WORK REQUIRED:
Quote the entries verbatim, from the line containing "bar-2010 bbox=[577, 385, 613, 450]" through the line containing "x-tick-label: 2001 bbox=[125, 456, 153, 469]".

LISTED RECORDS:
=======

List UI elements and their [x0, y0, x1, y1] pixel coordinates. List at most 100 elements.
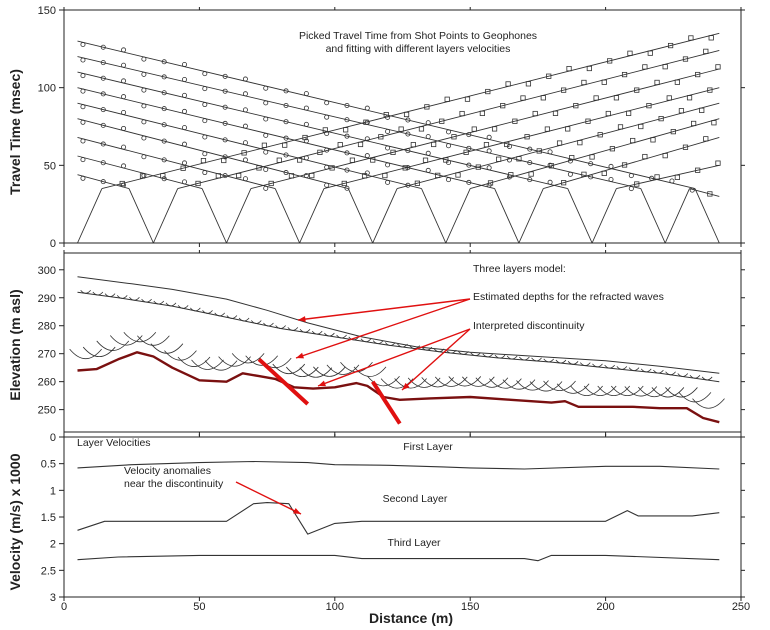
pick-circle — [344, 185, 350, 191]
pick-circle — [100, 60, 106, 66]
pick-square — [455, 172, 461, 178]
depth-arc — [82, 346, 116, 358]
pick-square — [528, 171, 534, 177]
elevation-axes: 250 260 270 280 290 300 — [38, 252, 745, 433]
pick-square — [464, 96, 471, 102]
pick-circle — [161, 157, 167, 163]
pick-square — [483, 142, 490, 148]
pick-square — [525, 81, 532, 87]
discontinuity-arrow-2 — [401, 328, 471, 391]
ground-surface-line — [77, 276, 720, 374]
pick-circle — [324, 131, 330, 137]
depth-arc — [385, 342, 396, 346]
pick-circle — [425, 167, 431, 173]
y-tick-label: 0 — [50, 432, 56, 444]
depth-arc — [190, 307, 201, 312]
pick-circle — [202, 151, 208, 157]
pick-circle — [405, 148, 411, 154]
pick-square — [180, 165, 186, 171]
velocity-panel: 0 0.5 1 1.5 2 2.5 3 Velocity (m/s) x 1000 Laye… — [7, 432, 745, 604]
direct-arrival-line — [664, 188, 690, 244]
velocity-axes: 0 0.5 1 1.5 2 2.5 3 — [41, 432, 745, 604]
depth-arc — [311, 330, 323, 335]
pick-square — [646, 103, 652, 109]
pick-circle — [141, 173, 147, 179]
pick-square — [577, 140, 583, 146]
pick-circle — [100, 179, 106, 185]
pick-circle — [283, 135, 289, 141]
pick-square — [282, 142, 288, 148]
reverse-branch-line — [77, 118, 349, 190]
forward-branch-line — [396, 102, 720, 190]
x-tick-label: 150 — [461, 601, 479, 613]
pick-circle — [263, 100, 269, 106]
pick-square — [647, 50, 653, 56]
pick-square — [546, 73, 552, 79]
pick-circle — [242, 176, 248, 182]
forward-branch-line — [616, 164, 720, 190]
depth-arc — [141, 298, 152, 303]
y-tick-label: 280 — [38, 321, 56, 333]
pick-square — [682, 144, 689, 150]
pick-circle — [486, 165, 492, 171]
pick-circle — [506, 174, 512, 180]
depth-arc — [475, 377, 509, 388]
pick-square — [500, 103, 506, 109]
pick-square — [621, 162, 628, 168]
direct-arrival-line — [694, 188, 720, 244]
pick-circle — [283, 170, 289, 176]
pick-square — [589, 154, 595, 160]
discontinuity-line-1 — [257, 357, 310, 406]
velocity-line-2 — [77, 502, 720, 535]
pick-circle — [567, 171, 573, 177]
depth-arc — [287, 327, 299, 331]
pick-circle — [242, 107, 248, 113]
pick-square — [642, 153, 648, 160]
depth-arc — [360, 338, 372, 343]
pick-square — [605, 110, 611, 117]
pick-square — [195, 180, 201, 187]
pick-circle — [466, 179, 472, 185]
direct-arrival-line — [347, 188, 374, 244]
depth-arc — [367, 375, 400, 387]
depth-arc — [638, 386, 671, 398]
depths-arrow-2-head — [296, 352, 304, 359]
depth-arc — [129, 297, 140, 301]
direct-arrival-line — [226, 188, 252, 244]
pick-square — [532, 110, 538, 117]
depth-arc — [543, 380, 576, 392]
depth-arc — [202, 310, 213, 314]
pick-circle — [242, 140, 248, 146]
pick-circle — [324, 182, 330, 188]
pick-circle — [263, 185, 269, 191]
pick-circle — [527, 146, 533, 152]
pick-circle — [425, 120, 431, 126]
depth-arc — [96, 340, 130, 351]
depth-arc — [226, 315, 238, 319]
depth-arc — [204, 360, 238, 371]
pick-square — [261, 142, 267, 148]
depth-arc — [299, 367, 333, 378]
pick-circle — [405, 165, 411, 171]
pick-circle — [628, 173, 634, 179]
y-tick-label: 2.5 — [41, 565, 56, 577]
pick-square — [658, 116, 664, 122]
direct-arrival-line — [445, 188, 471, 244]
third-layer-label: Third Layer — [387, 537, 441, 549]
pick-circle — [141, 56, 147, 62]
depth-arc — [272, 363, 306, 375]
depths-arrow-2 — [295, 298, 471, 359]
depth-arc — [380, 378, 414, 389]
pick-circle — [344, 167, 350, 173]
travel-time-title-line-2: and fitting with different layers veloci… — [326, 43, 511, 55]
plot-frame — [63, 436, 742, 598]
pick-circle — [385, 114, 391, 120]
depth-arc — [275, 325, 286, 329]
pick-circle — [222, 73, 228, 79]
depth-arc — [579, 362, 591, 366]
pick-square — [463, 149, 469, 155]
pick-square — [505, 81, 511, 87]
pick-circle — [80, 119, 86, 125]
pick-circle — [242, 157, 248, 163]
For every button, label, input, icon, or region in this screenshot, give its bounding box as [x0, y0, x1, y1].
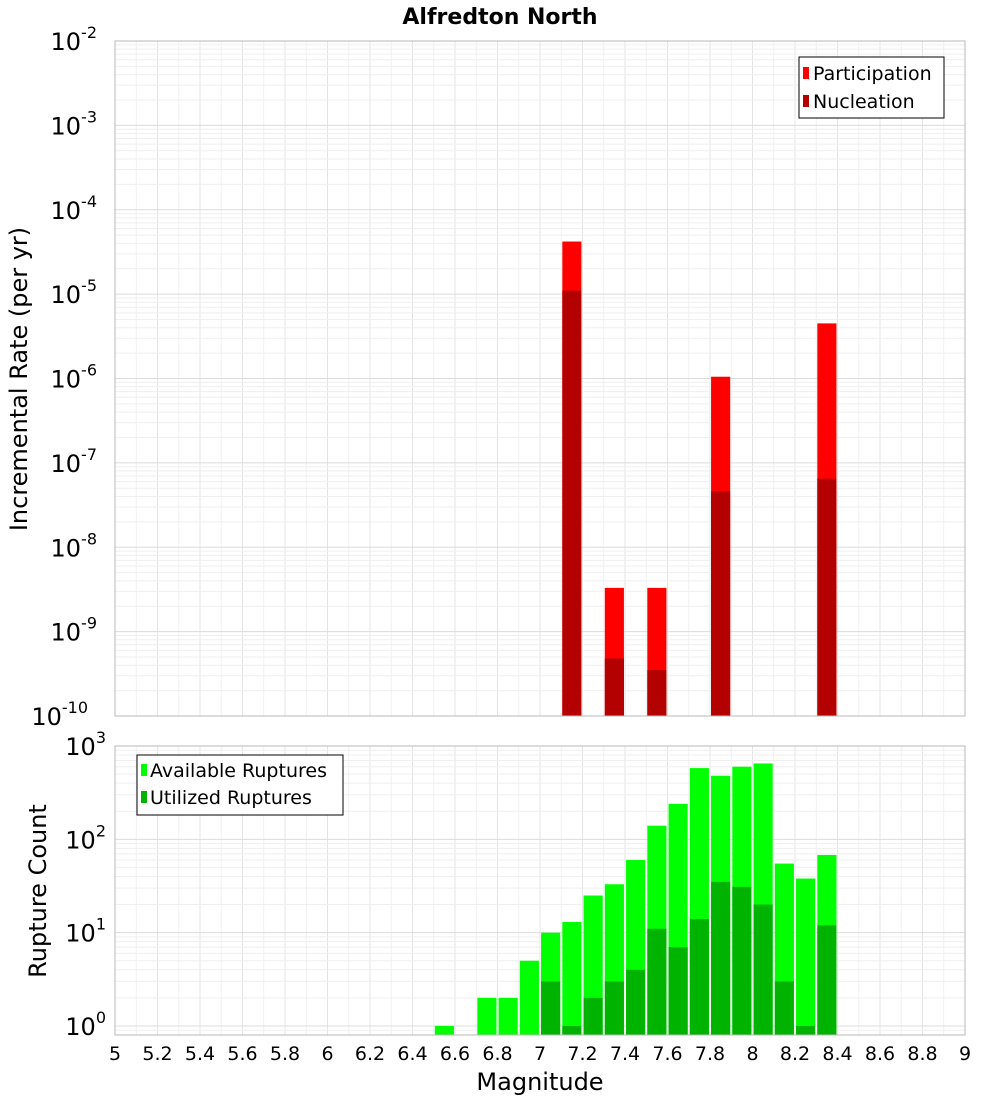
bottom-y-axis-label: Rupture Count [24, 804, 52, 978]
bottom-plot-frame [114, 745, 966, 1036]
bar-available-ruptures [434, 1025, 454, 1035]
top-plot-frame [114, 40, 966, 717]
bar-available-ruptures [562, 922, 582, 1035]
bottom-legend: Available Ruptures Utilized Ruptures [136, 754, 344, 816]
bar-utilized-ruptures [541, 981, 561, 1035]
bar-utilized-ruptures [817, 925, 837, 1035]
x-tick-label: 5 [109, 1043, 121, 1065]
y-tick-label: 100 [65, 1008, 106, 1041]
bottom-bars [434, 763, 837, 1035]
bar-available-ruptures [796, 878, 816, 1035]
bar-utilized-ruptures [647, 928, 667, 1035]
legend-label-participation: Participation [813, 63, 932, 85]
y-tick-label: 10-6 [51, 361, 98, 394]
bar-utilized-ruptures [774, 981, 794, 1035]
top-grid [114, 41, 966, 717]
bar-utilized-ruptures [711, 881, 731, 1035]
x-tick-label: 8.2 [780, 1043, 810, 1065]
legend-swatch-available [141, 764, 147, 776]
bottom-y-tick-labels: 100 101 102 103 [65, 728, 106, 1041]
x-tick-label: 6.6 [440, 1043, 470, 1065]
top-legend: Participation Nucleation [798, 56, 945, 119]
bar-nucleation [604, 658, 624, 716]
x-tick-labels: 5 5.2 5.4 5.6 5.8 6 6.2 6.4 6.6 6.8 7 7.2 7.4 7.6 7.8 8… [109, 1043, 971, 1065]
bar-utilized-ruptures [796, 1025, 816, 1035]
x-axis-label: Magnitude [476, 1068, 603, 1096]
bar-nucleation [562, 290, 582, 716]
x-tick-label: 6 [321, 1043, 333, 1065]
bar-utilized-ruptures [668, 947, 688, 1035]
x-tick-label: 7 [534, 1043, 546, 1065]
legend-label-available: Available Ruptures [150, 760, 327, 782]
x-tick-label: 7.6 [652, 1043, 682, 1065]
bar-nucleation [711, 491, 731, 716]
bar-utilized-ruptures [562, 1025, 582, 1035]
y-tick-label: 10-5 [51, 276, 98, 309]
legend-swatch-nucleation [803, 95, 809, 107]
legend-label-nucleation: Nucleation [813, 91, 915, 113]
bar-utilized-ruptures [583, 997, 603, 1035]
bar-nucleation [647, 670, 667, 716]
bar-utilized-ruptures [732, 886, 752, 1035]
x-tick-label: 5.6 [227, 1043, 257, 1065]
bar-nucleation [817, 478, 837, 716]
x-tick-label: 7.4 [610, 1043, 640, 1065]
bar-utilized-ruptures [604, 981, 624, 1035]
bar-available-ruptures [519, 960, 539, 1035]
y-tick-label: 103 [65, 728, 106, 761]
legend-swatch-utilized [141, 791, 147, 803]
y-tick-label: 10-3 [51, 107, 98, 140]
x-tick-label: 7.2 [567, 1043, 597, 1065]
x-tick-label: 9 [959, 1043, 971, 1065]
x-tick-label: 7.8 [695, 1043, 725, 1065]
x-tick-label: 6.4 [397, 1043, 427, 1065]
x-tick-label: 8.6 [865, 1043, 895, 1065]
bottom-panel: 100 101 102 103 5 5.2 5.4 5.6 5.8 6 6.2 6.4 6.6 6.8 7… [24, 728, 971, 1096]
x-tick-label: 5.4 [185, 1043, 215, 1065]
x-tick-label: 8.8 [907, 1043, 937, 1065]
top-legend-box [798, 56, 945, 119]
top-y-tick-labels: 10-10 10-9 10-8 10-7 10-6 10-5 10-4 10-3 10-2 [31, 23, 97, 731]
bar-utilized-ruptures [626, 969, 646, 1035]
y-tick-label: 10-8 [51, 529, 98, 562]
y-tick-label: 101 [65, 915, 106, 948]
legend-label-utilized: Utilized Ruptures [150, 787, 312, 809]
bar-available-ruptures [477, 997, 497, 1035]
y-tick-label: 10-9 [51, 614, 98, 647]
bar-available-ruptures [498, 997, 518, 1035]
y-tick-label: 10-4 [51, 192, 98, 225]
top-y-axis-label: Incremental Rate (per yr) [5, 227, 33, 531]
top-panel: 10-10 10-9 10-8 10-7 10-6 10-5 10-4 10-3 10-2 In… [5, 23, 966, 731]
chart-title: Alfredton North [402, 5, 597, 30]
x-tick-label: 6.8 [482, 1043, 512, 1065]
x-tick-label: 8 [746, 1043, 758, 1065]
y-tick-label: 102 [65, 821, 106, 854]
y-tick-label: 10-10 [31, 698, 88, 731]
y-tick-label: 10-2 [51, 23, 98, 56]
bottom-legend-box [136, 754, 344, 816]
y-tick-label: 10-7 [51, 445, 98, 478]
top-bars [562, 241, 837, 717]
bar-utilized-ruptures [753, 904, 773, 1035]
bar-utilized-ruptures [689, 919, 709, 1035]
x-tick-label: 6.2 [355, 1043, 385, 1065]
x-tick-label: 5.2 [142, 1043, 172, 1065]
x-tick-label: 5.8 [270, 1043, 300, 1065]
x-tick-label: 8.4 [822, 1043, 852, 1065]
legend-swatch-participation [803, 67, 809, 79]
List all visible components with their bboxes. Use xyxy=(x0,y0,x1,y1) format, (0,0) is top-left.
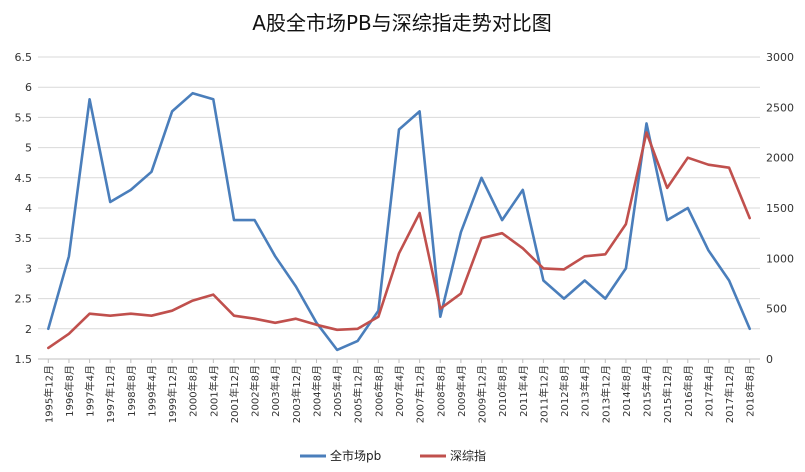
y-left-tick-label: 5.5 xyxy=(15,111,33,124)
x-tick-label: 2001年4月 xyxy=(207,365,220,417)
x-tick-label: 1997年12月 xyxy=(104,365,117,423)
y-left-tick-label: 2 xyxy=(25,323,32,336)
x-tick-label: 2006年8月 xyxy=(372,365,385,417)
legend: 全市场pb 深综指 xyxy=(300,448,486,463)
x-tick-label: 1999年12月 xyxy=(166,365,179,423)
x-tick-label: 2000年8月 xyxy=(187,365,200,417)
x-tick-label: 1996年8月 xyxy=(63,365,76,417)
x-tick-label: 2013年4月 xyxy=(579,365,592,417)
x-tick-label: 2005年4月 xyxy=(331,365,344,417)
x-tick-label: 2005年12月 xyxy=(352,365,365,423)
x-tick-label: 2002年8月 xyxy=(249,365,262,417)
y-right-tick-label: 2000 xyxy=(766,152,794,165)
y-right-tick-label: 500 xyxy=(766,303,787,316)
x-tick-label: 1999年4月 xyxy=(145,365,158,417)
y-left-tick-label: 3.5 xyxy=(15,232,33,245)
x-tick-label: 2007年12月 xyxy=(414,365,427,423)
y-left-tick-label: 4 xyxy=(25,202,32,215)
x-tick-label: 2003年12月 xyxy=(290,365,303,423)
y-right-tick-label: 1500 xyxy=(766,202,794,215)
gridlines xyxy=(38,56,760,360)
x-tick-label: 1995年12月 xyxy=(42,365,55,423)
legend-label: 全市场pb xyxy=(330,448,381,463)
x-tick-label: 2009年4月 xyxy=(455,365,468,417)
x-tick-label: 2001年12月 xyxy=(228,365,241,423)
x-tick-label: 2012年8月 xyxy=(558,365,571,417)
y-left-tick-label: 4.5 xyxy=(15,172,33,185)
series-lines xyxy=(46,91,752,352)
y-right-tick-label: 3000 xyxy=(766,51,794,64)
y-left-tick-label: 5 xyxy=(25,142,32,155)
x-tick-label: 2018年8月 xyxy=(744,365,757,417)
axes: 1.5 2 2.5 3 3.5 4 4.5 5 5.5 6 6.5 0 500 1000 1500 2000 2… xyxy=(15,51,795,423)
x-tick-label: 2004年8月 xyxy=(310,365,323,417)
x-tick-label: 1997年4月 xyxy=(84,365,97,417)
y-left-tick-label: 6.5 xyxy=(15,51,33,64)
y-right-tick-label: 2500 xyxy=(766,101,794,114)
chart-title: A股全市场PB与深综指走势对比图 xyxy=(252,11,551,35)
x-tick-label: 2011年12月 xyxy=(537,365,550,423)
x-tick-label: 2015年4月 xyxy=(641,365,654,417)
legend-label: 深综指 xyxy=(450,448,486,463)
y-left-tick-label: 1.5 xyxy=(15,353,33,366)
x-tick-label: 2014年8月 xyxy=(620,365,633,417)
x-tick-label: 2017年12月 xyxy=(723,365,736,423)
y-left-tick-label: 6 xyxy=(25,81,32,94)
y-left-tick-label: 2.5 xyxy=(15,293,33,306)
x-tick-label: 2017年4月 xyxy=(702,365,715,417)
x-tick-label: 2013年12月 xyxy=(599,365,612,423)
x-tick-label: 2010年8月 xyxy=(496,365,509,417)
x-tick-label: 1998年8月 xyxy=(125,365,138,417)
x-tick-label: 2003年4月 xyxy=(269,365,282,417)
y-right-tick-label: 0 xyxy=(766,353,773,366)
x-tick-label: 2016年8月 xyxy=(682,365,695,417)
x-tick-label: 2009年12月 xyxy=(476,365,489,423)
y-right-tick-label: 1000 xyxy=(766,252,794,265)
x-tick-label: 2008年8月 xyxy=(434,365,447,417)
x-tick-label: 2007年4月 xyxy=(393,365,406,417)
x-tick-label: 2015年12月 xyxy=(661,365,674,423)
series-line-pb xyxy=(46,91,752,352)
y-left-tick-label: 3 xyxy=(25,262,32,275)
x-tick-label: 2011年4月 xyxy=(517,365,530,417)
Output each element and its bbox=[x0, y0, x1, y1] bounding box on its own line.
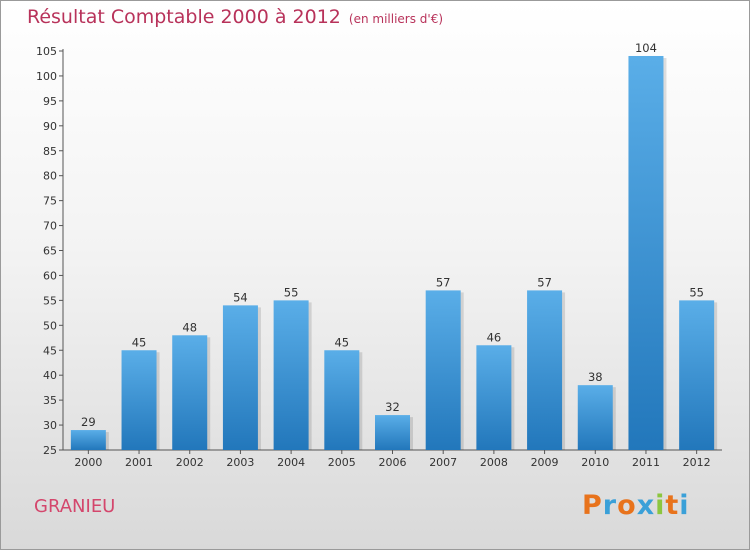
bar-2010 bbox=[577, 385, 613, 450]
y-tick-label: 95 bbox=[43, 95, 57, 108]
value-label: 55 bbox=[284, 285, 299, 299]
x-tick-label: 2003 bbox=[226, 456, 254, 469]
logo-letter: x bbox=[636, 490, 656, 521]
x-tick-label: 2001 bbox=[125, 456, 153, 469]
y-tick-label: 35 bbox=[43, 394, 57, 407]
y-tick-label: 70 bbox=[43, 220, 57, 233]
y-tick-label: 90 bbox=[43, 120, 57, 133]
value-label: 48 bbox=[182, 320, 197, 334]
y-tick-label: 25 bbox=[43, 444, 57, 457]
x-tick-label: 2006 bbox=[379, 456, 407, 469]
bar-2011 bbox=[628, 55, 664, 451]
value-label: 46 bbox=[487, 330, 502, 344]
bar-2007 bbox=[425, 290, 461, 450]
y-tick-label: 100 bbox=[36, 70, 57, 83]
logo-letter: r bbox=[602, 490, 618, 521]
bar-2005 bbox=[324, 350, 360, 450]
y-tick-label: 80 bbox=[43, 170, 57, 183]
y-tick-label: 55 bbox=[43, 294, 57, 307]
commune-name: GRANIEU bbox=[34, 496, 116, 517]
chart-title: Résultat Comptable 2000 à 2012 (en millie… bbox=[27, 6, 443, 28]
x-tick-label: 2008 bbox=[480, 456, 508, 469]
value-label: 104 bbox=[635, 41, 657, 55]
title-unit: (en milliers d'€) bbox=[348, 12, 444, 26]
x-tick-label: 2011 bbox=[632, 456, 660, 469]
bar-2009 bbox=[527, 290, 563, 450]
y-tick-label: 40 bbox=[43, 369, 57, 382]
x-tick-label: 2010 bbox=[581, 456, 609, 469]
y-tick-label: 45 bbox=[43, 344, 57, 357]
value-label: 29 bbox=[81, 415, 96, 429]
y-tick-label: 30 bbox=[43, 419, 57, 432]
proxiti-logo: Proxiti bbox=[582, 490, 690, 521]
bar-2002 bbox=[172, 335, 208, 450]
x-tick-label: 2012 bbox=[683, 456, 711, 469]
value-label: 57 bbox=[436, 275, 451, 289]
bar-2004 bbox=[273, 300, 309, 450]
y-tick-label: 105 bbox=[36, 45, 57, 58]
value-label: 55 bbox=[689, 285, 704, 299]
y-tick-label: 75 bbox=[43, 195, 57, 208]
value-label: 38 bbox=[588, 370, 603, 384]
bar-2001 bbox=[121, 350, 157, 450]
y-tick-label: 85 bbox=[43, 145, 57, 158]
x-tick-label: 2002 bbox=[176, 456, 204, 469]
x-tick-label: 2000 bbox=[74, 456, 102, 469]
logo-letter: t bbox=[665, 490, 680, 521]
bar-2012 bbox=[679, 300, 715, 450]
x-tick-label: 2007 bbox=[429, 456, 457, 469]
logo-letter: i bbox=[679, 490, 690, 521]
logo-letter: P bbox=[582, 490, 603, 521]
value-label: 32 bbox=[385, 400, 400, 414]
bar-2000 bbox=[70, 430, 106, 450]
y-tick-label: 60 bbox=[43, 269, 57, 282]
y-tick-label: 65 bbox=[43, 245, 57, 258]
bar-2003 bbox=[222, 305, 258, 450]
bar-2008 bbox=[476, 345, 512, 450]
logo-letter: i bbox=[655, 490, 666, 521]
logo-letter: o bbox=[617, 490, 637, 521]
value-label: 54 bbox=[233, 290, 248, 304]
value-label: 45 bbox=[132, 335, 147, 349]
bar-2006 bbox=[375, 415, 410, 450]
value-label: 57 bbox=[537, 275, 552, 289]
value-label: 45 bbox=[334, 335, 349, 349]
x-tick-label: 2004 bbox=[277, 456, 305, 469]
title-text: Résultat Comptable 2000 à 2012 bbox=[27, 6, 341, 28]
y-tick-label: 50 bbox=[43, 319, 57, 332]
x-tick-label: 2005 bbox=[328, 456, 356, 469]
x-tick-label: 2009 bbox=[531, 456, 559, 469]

=======

RESULT BELOW:
bar-2010 bbox=[577, 385, 613, 450]
y-tick-label: 95 bbox=[43, 95, 57, 108]
value-label: 55 bbox=[284, 285, 299, 299]
x-tick-label: 2003 bbox=[226, 456, 254, 469]
logo-letter: x bbox=[636, 490, 656, 521]
x-tick-label: 2001 bbox=[125, 456, 153, 469]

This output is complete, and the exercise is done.